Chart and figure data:
⁂

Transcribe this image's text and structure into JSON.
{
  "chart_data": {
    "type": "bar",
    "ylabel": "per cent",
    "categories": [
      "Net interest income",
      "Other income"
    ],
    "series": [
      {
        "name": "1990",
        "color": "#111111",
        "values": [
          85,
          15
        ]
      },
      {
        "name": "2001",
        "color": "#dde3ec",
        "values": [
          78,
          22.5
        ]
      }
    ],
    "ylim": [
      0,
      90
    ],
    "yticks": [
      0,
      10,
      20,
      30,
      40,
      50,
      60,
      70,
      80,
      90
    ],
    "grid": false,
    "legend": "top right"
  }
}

⁂

Problem statement >> Word for word, write out the data.

Task output >>
Transcribe this image's text and structure into JSON.
{
  "chart_data": {
    "type": "bar",
    "ylabel": "per cent",
    "categories": [
      "Net interest income",
      "Other income"
    ],
    "series": [
      {
        "name": "1990",
        "color": "#111111",
        "values": [
          85,
          15
        ]
      },
      {
        "name": "2001",
        "color": "#dde3ec",
        "values": [
          78,
          22.5
        ]
      }
    ],
    "ylim": [
      0,
      90
    ],
    "yticks": [
      0,
      10,
      20,
      30,
      40,
      50,
      60,
      70,
      80,
      90
    ],
    "grid": false,
    "legend": "top right"
  }
}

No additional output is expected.